Short exercise:
Every record must be transcribed in its entirety, apart from the images, which are to be omitted.

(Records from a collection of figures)
-- Start --
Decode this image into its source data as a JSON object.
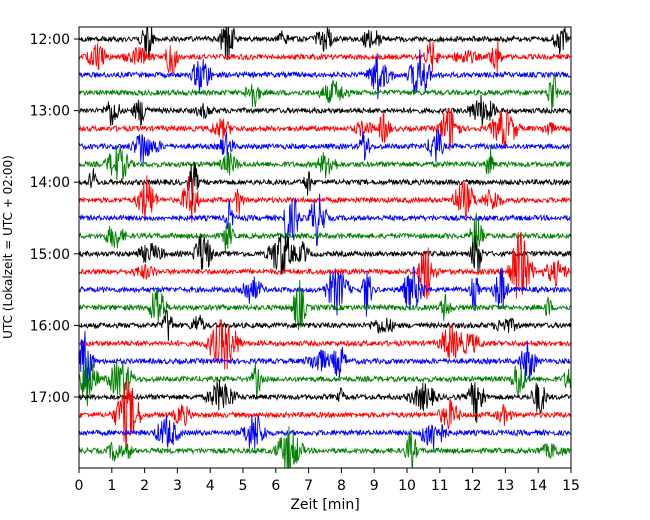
{
  "chart_data": {
    "type": "line",
    "subtype": "helicorder",
    "xlabel": "Zeit  [min]",
    "ylabel": "UTC (Lokalzeit = UTC + 02:00)",
    "x_ticks": [
      "0",
      "1",
      "2",
      "3",
      "4",
      "5",
      "6",
      "7",
      "8",
      "9",
      "10",
      "11",
      "12",
      "13",
      "14",
      "15"
    ],
    "xlim": [
      0,
      15
    ],
    "y_ticks": [
      {
        "label": "12:00",
        "row": 0
      },
      {
        "label": "13:00",
        "row": 4
      },
      {
        "label": "14:00",
        "row": 8
      },
      {
        "label": "15:00",
        "row": 12
      },
      {
        "label": "16:00",
        "row": 16
      },
      {
        "label": "17:00",
        "row": 20
      }
    ],
    "rows": 24,
    "minutes_per_row": 15,
    "start_time": "12:00",
    "end_time": "18:00",
    "trace_colors": [
      "#000000",
      "#ff0000",
      "#0000ff",
      "#008000"
    ],
    "grid": false,
    "legend": "none"
  }
}
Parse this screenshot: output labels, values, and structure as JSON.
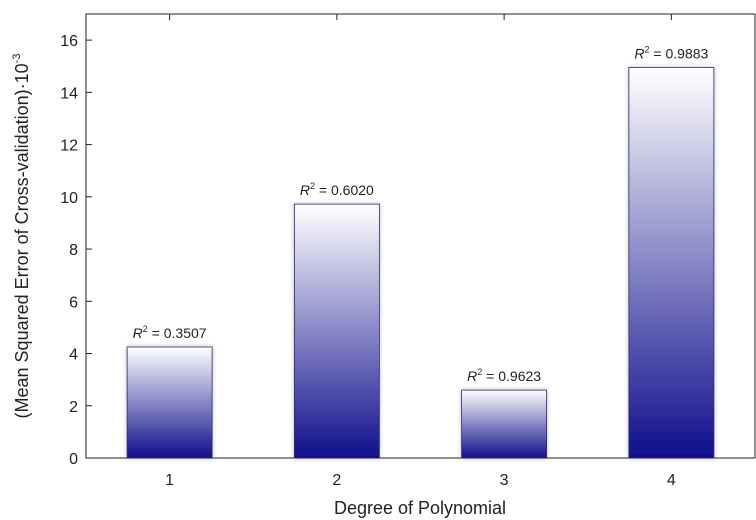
{
  "chart_data": {
    "type": "bar",
    "categories": [
      "1",
      "2",
      "3",
      "4"
    ],
    "values": [
      4.25,
      9.72,
      2.6,
      14.95
    ],
    "data_labels": [
      {
        "var": "R",
        "sup": "2",
        "text": " = 0.3507"
      },
      {
        "var": "R",
        "sup": "2",
        "text": " = 0.6020"
      },
      {
        "var": "R",
        "sup": "2",
        "text": " = 0.9623"
      },
      {
        "var": "R",
        "sup": "2",
        "text": " = 0.9883"
      }
    ],
    "title": "",
    "xlabel": "Degree of Polynomial",
    "ylabel": "(Mean Squared Error of Cross-validation)·10",
    "ylabel_sup": "-3",
    "ylim": [
      0,
      17
    ],
    "yticks": [
      "0",
      "2",
      "4",
      "6",
      "8",
      "10",
      "12",
      "14",
      "16"
    ],
    "grid": false,
    "legend": "none",
    "colors": {
      "bar_top": "#ffffff",
      "bar_bottom": "#0f0f8c",
      "bar_edge": "#2a2a6a",
      "axis": "#222222"
    }
  }
}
-- End --
Finished task:
Decode this image into its source data as a JSON object.
{
  "chart_data": {
    "type": "line",
    "subtype": "helicorder",
    "xlabel": "Zeit  [min]",
    "ylabel": "UTC (Lokalzeit = UTC + 02:00)",
    "x_ticks": [
      "0",
      "1",
      "2",
      "3",
      "4",
      "5",
      "6",
      "7",
      "8",
      "9",
      "10",
      "11",
      "12",
      "13",
      "14",
      "15"
    ],
    "xlim": [
      0,
      15
    ],
    "y_ticks": [
      {
        "label": "12:00",
        "row": 0
      },
      {
        "label": "13:00",
        "row": 4
      },
      {
        "label": "14:00",
        "row": 8
      },
      {
        "label": "15:00",
        "row": 12
      },
      {
        "label": "16:00",
        "row": 16
      },
      {
        "label": "17:00",
        "row": 20
      }
    ],
    "rows": 24,
    "minutes_per_row": 15,
    "start_time": "12:00",
    "end_time": "18:00",
    "trace_colors": [
      "#000000",
      "#ff0000",
      "#0000ff",
      "#008000"
    ],
    "grid": false,
    "legend": "none"
  }
}
Parse this screenshot: output labels, values, and structure as JSON.
{
  "chart_data": {
    "type": "bar",
    "categories": [
      "1",
      "2",
      "3",
      "4"
    ],
    "values": [
      4.25,
      9.72,
      2.6,
      14.95
    ],
    "data_labels": [
      {
        "var": "R",
        "sup": "2",
        "text": " = 0.3507"
      },
      {
        "var": "R",
        "sup": "2",
        "text": " = 0.6020"
      },
      {
        "var": "R",
        "sup": "2",
        "text": " = 0.9623"
      },
      {
        "var": "R",
        "sup": "2",
        "text": " = 0.9883"
      }
    ],
    "title": "",
    "xlabel": "Degree of Polynomial",
    "ylabel": "(Mean Squared Error of Cross-validation)·10",
    "ylabel_sup": "-3",
    "ylim": [
      0,
      17
    ],
    "yticks": [
      "0",
      "2",
      "4",
      "6",
      "8",
      "10",
      "12",
      "14",
      "16"
    ],
    "grid": false,
    "legend": "none",
    "colors": {
      "bar_top": "#ffffff",
      "bar_bottom": "#0f0f8c",
      "bar_edge": "#2a2a6a",
      "axis": "#222222"
    }
  }
}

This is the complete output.